## The problem
Determine the count of lines holding "part" and give that count alone.

Data records

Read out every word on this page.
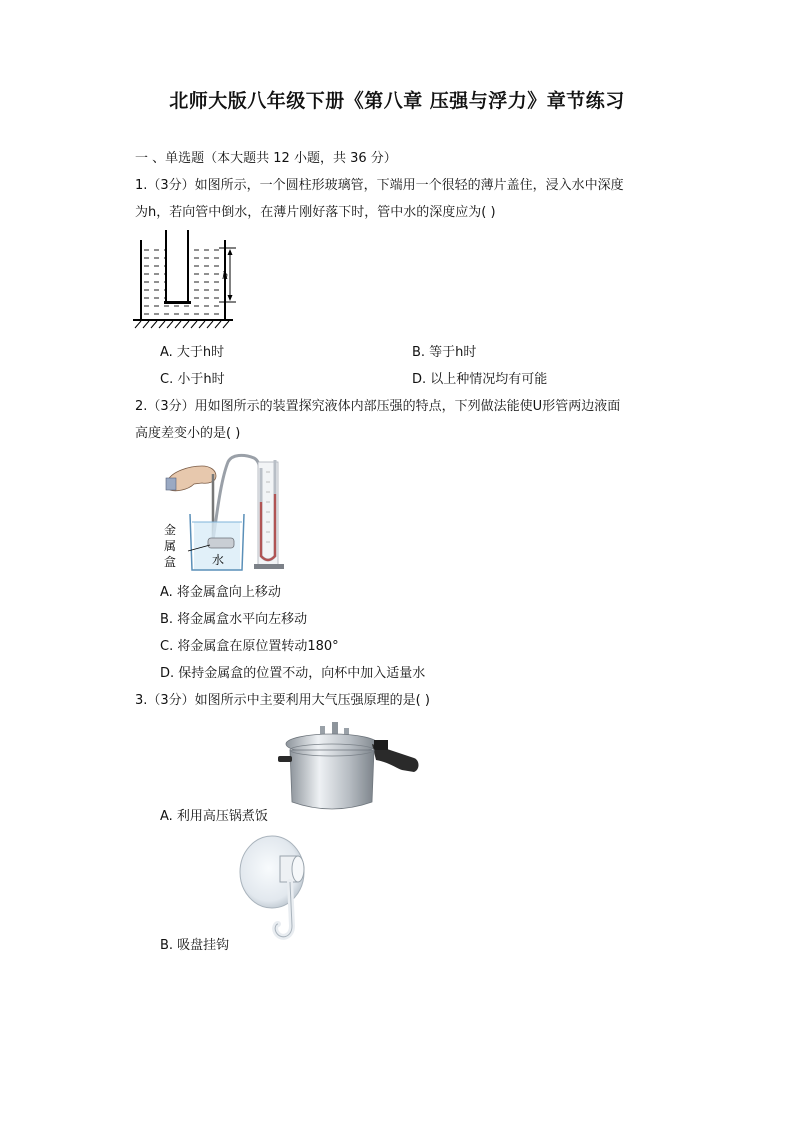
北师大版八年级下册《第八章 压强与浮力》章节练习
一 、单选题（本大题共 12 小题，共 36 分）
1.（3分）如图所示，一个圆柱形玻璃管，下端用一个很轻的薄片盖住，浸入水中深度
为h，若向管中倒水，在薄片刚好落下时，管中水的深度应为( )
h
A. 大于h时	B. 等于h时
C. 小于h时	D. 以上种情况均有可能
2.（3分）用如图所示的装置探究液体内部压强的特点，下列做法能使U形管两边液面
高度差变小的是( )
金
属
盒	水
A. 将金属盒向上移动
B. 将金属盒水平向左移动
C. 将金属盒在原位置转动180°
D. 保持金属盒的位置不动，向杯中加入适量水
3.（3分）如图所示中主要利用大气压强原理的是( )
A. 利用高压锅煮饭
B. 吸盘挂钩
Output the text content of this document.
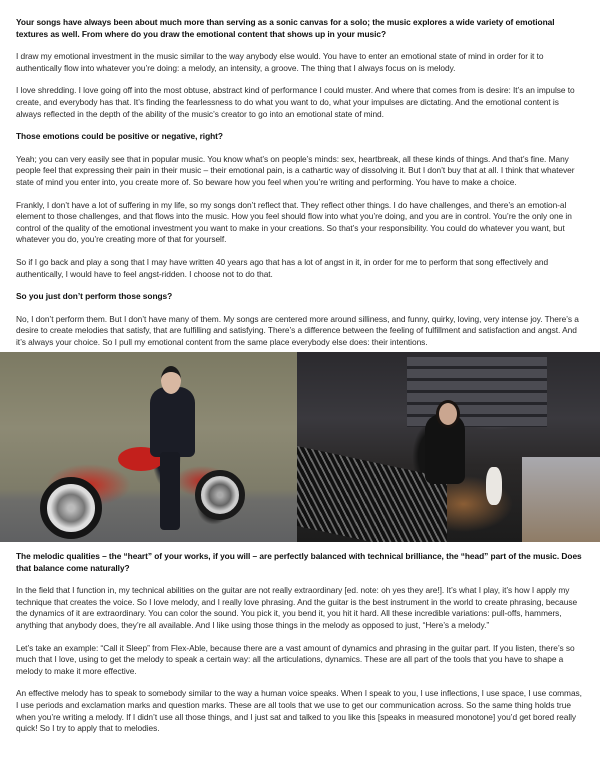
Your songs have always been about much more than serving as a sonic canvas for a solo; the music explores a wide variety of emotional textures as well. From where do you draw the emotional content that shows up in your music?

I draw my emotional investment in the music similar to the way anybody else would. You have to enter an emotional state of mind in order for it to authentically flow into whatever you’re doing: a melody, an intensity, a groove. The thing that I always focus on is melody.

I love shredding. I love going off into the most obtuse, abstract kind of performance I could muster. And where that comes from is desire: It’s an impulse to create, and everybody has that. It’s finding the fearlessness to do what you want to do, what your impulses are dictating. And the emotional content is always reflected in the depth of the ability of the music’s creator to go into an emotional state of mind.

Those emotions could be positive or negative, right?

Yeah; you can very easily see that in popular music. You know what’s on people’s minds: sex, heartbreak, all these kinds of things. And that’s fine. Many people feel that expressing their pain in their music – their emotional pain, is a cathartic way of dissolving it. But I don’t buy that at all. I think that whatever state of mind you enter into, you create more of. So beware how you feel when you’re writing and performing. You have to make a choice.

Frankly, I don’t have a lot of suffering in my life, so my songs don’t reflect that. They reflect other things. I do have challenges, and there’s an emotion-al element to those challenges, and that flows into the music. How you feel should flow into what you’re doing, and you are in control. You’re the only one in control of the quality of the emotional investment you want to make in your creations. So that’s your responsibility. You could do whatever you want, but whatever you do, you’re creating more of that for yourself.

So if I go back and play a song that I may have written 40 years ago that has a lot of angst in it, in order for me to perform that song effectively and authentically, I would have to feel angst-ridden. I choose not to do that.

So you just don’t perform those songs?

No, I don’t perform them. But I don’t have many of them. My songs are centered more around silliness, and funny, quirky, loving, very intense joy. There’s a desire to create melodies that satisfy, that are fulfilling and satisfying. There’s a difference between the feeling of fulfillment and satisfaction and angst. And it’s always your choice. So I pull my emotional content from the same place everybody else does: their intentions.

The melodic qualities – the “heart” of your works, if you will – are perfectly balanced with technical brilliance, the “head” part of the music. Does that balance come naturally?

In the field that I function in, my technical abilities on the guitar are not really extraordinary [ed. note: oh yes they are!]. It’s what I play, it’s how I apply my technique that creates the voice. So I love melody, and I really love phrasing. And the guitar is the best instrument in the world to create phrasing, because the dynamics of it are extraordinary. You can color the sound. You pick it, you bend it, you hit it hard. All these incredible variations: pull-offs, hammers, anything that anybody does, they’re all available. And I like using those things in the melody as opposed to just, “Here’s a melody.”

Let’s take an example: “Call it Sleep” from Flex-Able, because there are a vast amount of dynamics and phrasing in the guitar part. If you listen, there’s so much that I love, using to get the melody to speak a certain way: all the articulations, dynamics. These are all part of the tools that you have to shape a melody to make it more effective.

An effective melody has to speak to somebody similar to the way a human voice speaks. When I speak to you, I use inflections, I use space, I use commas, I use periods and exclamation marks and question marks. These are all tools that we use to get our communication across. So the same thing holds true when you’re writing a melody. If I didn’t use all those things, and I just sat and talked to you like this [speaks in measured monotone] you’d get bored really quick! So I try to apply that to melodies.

==

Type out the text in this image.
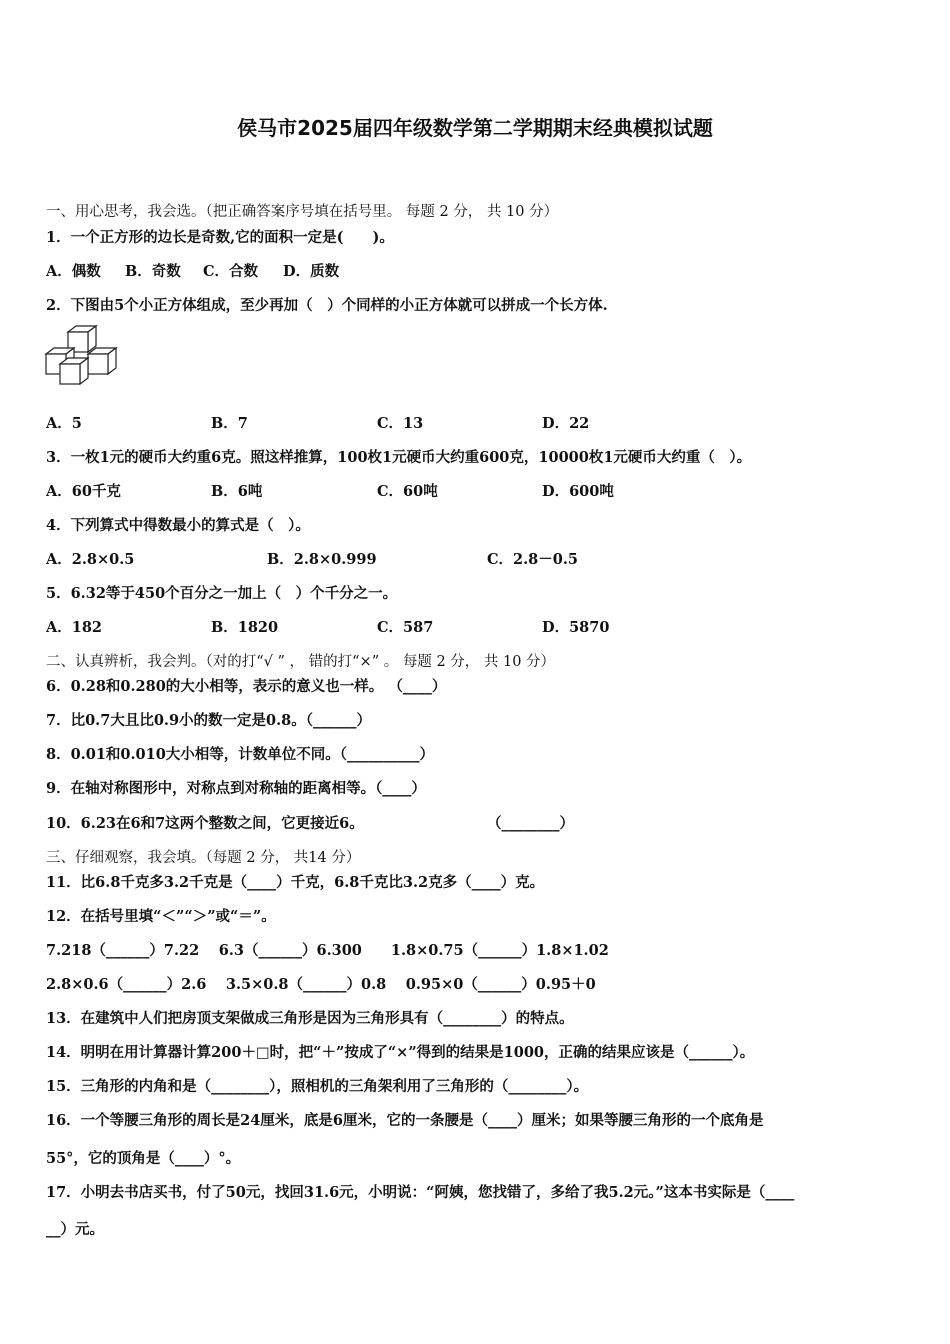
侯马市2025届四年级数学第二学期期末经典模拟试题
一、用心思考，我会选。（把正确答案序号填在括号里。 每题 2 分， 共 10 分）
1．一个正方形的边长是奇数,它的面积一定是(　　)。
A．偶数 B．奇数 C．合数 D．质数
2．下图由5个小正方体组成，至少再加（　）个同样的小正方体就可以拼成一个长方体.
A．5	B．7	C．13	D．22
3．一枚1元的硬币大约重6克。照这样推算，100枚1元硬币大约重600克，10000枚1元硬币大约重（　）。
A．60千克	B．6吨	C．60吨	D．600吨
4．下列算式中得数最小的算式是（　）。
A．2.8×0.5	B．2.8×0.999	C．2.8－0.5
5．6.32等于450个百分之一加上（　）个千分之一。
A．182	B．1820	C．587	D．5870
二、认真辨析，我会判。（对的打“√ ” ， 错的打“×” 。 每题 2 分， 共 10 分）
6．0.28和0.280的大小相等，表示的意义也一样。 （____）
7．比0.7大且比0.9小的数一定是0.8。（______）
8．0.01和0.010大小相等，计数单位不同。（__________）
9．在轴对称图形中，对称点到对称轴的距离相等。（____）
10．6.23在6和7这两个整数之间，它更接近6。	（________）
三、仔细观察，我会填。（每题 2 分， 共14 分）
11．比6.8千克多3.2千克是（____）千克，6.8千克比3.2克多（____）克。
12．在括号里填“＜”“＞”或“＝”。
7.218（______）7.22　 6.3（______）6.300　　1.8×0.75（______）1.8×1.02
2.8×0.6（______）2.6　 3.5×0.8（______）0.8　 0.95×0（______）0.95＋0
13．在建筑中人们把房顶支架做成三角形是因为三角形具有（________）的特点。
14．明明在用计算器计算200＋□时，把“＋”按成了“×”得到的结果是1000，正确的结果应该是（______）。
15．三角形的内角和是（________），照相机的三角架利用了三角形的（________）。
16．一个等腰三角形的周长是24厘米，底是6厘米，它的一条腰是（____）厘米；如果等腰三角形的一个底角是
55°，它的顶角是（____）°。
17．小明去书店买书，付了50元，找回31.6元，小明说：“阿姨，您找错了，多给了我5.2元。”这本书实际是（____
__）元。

## Exercise response
2